● **What you should do**: Copy every line in the records below that contains the word "normative".

● **Entries shown**:
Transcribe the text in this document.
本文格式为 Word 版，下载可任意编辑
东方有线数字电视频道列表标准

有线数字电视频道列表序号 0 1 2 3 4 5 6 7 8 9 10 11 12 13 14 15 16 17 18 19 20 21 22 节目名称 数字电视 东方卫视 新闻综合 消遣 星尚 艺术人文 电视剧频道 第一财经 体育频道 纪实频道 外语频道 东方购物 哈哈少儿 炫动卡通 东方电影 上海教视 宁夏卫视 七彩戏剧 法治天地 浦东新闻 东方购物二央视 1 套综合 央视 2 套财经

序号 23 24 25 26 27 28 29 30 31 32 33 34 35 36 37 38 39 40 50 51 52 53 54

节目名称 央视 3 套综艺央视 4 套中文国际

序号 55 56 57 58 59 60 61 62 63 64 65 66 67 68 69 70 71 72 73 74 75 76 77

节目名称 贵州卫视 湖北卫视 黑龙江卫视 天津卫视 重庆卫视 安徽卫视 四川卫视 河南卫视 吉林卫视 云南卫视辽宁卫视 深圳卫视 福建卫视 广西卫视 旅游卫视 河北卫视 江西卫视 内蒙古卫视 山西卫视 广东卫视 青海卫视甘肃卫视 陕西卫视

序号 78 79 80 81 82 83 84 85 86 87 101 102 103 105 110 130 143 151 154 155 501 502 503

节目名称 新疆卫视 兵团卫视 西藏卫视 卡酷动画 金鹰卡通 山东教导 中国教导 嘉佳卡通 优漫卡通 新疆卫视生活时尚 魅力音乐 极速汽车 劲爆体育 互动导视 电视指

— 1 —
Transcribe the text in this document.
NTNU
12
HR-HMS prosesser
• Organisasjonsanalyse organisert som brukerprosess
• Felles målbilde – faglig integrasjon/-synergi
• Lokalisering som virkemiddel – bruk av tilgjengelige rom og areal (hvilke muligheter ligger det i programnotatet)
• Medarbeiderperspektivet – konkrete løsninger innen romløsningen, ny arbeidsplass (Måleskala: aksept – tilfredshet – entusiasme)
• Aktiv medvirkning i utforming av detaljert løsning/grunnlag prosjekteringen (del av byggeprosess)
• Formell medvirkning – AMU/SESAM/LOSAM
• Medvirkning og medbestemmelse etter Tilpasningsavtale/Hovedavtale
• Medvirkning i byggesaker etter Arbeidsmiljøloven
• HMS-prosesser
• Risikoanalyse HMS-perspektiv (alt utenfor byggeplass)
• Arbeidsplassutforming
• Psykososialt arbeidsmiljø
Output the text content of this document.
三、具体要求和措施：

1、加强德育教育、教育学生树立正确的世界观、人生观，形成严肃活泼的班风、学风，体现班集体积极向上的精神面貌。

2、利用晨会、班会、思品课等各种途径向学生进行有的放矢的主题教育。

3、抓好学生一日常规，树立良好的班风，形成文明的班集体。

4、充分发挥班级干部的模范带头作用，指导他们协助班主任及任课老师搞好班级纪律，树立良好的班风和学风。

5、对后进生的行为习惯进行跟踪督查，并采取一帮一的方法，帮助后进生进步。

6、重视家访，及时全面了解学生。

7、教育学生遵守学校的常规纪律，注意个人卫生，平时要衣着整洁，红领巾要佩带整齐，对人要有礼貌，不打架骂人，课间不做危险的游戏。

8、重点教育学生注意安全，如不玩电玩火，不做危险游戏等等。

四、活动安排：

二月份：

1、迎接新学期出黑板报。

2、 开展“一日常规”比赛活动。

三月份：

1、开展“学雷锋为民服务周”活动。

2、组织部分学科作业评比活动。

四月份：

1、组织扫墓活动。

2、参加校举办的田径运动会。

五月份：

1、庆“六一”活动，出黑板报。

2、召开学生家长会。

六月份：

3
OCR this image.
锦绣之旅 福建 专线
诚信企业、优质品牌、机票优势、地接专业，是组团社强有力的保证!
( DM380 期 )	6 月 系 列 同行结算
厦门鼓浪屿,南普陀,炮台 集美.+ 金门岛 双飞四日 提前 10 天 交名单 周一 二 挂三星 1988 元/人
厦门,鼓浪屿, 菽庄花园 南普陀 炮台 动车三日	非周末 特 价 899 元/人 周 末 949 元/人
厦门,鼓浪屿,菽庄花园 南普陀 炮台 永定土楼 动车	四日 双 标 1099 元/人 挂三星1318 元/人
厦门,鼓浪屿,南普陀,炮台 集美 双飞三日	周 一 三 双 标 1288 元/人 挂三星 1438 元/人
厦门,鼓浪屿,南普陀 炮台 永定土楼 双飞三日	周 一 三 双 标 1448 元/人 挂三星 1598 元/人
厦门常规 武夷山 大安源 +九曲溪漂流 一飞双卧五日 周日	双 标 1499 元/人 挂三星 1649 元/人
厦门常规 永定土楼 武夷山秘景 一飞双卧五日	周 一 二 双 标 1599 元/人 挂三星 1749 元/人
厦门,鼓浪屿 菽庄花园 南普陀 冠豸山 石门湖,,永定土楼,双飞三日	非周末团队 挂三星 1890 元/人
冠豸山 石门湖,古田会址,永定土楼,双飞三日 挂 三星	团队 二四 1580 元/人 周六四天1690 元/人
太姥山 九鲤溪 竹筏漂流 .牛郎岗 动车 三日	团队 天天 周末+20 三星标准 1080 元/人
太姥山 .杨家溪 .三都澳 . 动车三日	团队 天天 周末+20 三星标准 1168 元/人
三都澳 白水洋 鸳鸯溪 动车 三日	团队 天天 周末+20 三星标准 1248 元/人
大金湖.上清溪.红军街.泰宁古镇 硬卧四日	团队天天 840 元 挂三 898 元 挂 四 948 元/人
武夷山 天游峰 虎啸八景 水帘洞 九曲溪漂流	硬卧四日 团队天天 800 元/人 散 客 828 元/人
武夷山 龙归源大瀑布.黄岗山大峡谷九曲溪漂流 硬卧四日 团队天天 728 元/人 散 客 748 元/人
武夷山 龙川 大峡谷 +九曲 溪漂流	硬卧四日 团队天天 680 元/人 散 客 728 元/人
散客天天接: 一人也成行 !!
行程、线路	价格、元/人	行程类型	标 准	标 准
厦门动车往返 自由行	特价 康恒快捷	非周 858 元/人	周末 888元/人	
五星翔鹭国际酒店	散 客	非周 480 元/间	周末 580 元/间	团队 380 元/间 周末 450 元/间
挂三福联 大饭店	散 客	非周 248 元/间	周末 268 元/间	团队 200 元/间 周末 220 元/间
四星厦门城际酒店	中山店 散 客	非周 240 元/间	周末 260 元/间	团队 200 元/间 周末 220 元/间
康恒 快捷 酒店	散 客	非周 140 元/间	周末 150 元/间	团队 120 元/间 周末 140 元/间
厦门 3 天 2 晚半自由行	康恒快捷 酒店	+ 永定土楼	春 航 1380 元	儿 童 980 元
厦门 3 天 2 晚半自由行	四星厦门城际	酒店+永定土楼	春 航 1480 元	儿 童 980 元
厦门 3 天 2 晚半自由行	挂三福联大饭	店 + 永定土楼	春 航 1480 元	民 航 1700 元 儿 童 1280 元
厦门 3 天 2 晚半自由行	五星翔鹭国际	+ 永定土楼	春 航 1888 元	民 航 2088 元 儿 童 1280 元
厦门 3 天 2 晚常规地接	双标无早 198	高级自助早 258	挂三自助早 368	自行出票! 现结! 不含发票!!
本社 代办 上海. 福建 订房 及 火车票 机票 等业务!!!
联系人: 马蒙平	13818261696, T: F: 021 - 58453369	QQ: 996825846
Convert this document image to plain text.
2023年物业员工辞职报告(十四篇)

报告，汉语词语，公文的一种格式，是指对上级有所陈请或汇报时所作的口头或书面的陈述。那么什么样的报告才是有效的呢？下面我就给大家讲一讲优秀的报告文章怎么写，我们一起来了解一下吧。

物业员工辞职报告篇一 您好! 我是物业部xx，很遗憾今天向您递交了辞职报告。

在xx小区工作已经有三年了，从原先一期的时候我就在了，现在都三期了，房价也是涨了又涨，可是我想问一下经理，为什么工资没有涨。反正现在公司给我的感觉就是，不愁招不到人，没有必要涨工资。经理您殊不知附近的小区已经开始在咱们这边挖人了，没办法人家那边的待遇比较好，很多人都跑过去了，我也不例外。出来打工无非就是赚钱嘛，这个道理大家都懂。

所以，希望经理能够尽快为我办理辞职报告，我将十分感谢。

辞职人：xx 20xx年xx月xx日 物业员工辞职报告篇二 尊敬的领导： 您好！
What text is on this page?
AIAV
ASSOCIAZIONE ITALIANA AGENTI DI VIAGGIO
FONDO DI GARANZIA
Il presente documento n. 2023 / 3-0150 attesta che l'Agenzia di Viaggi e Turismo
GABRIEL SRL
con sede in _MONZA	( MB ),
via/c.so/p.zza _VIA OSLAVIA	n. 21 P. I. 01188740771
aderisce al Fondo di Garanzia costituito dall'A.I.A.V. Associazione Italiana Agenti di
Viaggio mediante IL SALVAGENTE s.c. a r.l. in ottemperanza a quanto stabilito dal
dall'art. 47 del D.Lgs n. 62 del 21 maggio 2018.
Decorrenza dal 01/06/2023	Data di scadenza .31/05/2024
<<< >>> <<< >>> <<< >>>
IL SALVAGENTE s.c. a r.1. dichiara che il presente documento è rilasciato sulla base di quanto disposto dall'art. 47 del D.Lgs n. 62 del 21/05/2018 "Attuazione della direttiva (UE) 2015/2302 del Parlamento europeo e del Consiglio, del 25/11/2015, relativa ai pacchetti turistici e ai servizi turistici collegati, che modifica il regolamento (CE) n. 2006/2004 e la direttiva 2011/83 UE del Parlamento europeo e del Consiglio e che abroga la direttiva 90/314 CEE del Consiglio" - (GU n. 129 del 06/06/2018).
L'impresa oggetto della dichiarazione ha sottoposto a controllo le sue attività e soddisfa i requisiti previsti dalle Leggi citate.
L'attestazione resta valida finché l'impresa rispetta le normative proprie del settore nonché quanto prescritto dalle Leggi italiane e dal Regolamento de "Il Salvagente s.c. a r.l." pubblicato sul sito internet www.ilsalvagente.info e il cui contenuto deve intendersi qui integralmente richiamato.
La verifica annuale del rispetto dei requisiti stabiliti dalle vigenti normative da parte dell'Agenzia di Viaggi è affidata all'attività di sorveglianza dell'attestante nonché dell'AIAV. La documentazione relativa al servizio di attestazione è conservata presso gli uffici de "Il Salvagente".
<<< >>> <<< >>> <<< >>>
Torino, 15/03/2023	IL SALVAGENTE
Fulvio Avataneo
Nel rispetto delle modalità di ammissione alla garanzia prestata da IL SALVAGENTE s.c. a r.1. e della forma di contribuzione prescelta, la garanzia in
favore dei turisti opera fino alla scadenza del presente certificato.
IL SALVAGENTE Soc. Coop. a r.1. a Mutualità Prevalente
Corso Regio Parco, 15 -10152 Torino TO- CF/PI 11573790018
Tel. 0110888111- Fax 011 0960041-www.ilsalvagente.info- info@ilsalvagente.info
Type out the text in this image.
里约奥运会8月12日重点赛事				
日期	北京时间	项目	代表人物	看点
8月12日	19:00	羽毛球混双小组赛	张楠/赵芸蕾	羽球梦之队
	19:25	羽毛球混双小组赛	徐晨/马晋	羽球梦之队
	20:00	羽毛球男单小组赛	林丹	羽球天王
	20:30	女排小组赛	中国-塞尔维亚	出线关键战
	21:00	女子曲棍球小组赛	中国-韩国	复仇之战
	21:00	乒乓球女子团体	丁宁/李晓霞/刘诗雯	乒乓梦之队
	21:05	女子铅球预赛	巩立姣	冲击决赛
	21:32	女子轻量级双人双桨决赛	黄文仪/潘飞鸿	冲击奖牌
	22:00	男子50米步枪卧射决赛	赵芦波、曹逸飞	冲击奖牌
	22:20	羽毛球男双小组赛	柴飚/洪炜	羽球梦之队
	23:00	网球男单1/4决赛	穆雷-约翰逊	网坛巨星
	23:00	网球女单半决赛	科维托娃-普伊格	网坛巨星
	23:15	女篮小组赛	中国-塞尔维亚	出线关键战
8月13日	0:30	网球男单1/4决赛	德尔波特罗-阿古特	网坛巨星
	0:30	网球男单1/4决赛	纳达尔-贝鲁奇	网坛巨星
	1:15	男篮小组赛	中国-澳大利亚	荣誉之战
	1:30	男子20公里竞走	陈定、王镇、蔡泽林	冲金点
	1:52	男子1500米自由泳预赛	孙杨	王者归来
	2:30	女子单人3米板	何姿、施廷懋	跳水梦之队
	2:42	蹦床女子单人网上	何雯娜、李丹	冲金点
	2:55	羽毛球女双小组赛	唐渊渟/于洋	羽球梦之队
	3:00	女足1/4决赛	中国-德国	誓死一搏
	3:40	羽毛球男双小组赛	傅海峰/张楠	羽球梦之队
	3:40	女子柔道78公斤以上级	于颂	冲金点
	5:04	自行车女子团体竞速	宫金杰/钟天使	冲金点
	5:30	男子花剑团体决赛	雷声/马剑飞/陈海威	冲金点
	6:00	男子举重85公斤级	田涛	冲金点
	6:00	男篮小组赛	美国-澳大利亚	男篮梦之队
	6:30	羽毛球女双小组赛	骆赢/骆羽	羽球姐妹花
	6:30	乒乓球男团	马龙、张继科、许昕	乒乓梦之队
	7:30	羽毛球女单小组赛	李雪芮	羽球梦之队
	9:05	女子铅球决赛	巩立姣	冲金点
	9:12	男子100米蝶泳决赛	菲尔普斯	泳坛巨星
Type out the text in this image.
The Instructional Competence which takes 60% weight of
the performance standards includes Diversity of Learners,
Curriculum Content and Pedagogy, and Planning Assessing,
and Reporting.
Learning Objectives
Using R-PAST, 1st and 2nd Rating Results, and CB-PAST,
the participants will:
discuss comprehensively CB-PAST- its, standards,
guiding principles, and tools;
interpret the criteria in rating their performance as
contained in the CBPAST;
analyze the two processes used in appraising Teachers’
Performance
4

● **Written solution**:
L'attestazione resta valida finché l'impresa rispetta le normative proprie del settore nonché quanto prescritto dalle Leggi italiane e dal Regolamento de "Il Salvagente s.c. a r.l." pubblicato sul sito internet www.ilsalvagente.info e il cui contenuto deve intendersi qui integralmente richiamato.
La verifica annuale del rispetto dei requisiti stabiliti dalle vigenti normative da parte dell'Agenzia di Viaggi è affidata all'attività di sorveglianza dell'attestante nonché dell'AIAV. La documentazione relativa al servizio di attestazione è conservata presso gli uffici de "Il Salvagente".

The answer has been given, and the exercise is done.